Chart and figure data:
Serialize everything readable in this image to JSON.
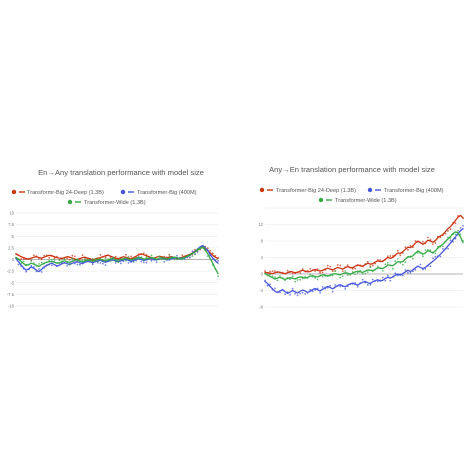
{
  "colors": {
    "red": "#cc3311",
    "blue": "#4455dd",
    "green": "#33aa44",
    "grid": "#e6e6e6",
    "zero": "#9a9a9a"
  },
  "charts": [
    {
      "type": "line",
      "title": "En→Any translation performance with model size",
      "ylim": [
        -10,
        10
      ],
      "yticks": [
        10,
        7.5,
        5,
        2.5,
        0,
        -2.5,
        -5,
        -7.5,
        -10
      ],
      "ytick_labels": [
        "10",
        "7.5",
        "5",
        "2.5",
        "0",
        "-2.5",
        "-5",
        "-7.5",
        "-10"
      ],
      "legend": {
        "placement": "top",
        "rows": [
          [
            "Transformr-Big 24-Deep (1.3B)",
            "Transformer-Big (400M)"
          ],
          [
            "Transformer-Wide (1.3B)"
          ]
        ]
      },
      "series": [
        {
          "name": "Transformr-Big 24-Deep (1.3B)",
          "color": "red",
          "values": [
            1.2,
            0.9,
            0.6,
            0.4,
            0.2,
            0.1,
            0.3,
            0.5,
            0.6,
            0.4,
            0.3,
            0.5,
            0.7,
            0.9,
            0.8,
            0.6,
            0.4,
            0.3,
            0.2,
            0.4,
            0.6,
            0.5,
            0.3,
            0.1,
            0.0,
            0.2,
            0.4,
            0.5,
            0.3,
            0.1,
            -0.1,
            0.1,
            0.3,
            0.4,
            0.6,
            0.8,
            0.9,
            0.7,
            0.5,
            0.3,
            0.2,
            0.4,
            0.6,
            0.5,
            0.3,
            0.2,
            0.4,
            0.7,
            1.0,
            1.2,
            1.0,
            0.8,
            0.6,
            0.4,
            0.3,
            0.5,
            0.7,
            0.6,
            0.4,
            0.3,
            0.5,
            0.6,
            0.4,
            0.2,
            0.3,
            0.5,
            0.7,
            0.9,
            1.1,
            1.4,
            1.8,
            2.1,
            2.4,
            2.6,
            2.3,
            1.9,
            1.4,
            0.9,
            0.5,
            0.2
          ]
        },
        {
          "name": "Transformer-Big (400M)",
          "color": "blue",
          "values": [
            0.2,
            -0.5,
            -1.2,
            -1.8,
            -2.3,
            -2.0,
            -1.6,
            -1.9,
            -2.3,
            -2.6,
            -2.1,
            -1.6,
            -1.3,
            -1.0,
            -0.8,
            -1.1,
            -1.4,
            -1.2,
            -0.9,
            -0.7,
            -0.9,
            -1.1,
            -0.8,
            -0.6,
            -0.5,
            -0.7,
            -0.9,
            -0.6,
            -0.4,
            -0.5,
            -0.7,
            -0.5,
            -0.3,
            -0.2,
            -0.4,
            -0.6,
            -0.4,
            -0.2,
            -0.1,
            -0.3,
            -0.5,
            -0.3,
            -0.1,
            0.0,
            -0.2,
            -0.4,
            -0.2,
            0.0,
            0.2,
            0.0,
            -0.2,
            -0.1,
            0.1,
            0.2,
            0.0,
            -0.1,
            0.1,
            0.3,
            0.1,
            -0.1,
            0.0,
            0.2,
            0.4,
            0.3,
            0.1,
            0.2,
            0.4,
            0.6,
            0.9,
            1.3,
            1.7,
            2.2,
            2.7,
            3.0,
            2.6,
            1.9,
            1.0,
            0.3,
            -0.3,
            -0.8
          ]
        },
        {
          "name": "Transformer-Wide (1.3B)",
          "color": "green",
          "values": [
            0.4,
            0.1,
            -0.4,
            -0.9,
            -1.3,
            -1.1,
            -0.8,
            -1.0,
            -1.3,
            -1.5,
            -1.1,
            -0.8,
            -0.6,
            -0.5,
            -0.4,
            -0.6,
            -0.8,
            -0.7,
            -0.5,
            -0.3,
            -0.5,
            -0.6,
            -0.4,
            -0.2,
            -0.1,
            -0.3,
            -0.5,
            -0.3,
            -0.1,
            -0.2,
            -0.4,
            -0.2,
            0.0,
            0.1,
            -0.1,
            -0.3,
            -0.1,
            0.1,
            0.2,
            0.0,
            -0.2,
            0.0,
            0.2,
            0.3,
            0.1,
            -0.1,
            0.1,
            0.3,
            0.5,
            0.3,
            0.1,
            0.2,
            0.3,
            0.4,
            0.2,
            0.1,
            0.2,
            0.4,
            0.3,
            0.1,
            0.2,
            0.4,
            0.5,
            0.4,
            0.2,
            0.3,
            0.5,
            0.7,
            1.0,
            1.3,
            1.6,
            2.0,
            2.4,
            2.6,
            2.0,
            1.2,
            0.2,
            -0.9,
            -2.0,
            -3.0
          ]
        }
      ]
    },
    {
      "type": "line",
      "title": "Any→En translation performance with model size",
      "ylim": [
        -8,
        16
      ],
      "yticks": [
        16,
        12,
        8,
        4,
        0,
        -4,
        -8
      ],
      "ytick_labels": [
        "",
        "12",
        "8",
        "4",
        "0",
        "-4",
        "-8"
      ],
      "legend": {
        "placement": "top",
        "rows": [
          [
            "Transformer-Big 24-Deep (1.3B)",
            "Transformer-Big (400M)"
          ],
          [
            "Transformer-Wide (1.3B)"
          ]
        ]
      },
      "series": [
        {
          "name": "Transformer-Big 24-Deep (1.3B)",
          "color": "red",
          "values": [
            0.4,
            0.3,
            0.2,
            0.1,
            0.3,
            0.5,
            0.4,
            0.2,
            0.1,
            0.3,
            0.6,
            0.5,
            0.3,
            0.4,
            0.7,
            0.9,
            0.7,
            0.5,
            0.6,
            0.9,
            1.1,
            0.9,
            0.7,
            0.9,
            1.2,
            1.4,
            1.2,
            1.0,
            1.3,
            1.6,
            1.4,
            1.2,
            1.5,
            1.8,
            1.6,
            1.5,
            1.9,
            2.2,
            2.0,
            1.9,
            2.3,
            2.6,
            2.4,
            2.5,
            2.9,
            3.2,
            3.0,
            3.1,
            3.6,
            4.0,
            3.8,
            4.0,
            4.6,
            5.1,
            5.0,
            5.4,
            6.0,
            6.5,
            6.4,
            6.8,
            7.5,
            8.0,
            7.6,
            7.2,
            7.6,
            8.2,
            8.0,
            7.7,
            8.1,
            8.8,
            9.2,
            9.6,
            10.3,
            11.0,
            11.5,
            12.2,
            13.0,
            13.8,
            14.2,
            13.6
          ]
        },
        {
          "name": "Transformer-Big (400M)",
          "color": "blue",
          "values": [
            -1.8,
            -2.3,
            -3.0,
            -3.6,
            -4.2,
            -4.5,
            -4.1,
            -3.8,
            -4.3,
            -4.7,
            -4.4,
            -4.0,
            -4.3,
            -4.6,
            -4.2,
            -3.9,
            -4.1,
            -4.5,
            -4.2,
            -3.8,
            -3.5,
            -3.8,
            -4.1,
            -3.7,
            -3.3,
            -3.0,
            -3.3,
            -3.6,
            -3.2,
            -2.8,
            -2.6,
            -2.9,
            -3.1,
            -2.7,
            -2.4,
            -2.2,
            -2.5,
            -2.7,
            -2.3,
            -2.0,
            -1.8,
            -2.1,
            -2.3,
            -1.9,
            -1.6,
            -1.4,
            -1.7,
            -1.5,
            -1.1,
            -0.8,
            -1.0,
            -0.7,
            -0.3,
            0.0,
            -0.3,
            0.1,
            0.5,
            0.9,
            0.6,
            1.0,
            1.5,
            1.9,
            1.6,
            1.3,
            1.6,
            2.1,
            2.6,
            3.1,
            3.6,
            4.2,
            4.8,
            5.4,
            6.1,
            6.8,
            7.5,
            8.3,
            9.0,
            9.8,
            10.5,
            11.0
          ]
        },
        {
          "name": "Transformer-Wide (1.3B)",
          "color": "green",
          "values": [
            0.1,
            -0.2,
            -0.6,
            -0.9,
            -1.2,
            -1.0,
            -0.8,
            -1.1,
            -1.3,
            -1.1,
            -0.9,
            -1.0,
            -1.2,
            -0.9,
            -0.7,
            -0.8,
            -1.0,
            -0.8,
            -0.5,
            -0.4,
            -0.6,
            -0.7,
            -0.4,
            -0.2,
            -0.3,
            -0.5,
            -0.3,
            0.0,
            0.1,
            -0.1,
            -0.2,
            0.1,
            0.3,
            0.2,
            0.0,
            0.2,
            0.5,
            0.7,
            0.5,
            0.4,
            0.7,
            1.0,
            0.9,
            0.8,
            1.1,
            1.5,
            1.4,
            1.3,
            1.7,
            2.2,
            2.1,
            2.0,
            2.5,
            3.0,
            2.9,
            3.0,
            3.6,
            4.2,
            4.1,
            4.4,
            5.0,
            5.6,
            5.2,
            4.8,
            5.1,
            5.7,
            5.4,
            5.1,
            5.6,
            6.3,
            6.8,
            7.2,
            7.9,
            8.5,
            9.1,
            9.8,
            10.2,
            10.0,
            9.0,
            7.6
          ]
        }
      ]
    }
  ],
  "chart_data": [
    {
      "type": "line",
      "title": "En→Any translation performance with model size",
      "ylim": [
        -10,
        10
      ],
      "grid": true,
      "legend_placement": "top",
      "series": [
        {
          "name": "Transformr-Big 24-Deep (1.3B)"
        },
        {
          "name": "Transformer-Big (400M)"
        },
        {
          "name": "Transformer-Wide (1.3B)"
        }
      ]
    },
    {
      "type": "line",
      "title": "Any→En translation performance with model size",
      "ylim": [
        -8,
        16
      ],
      "grid": true,
      "legend_placement": "top",
      "series": [
        {
          "name": "Transformer-Big 24-Deep (1.3B)"
        },
        {
          "name": "Transformer-Big (400M)"
        },
        {
          "name": "Transformer-Wide (1.3B)"
        }
      ]
    }
  ]
}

> **CHALLENGE**
From the listing above, pick out each line where the word "Transformr" appears.

> **RESPONSE TO THIS EXERCISE**
            "Transformr-Big 24-Deep (1.3B)",
          "name": "Transformr-Big 24-Deep (1.3B)",
          "name": "Transformr-Big 24-Deep (1.3B)"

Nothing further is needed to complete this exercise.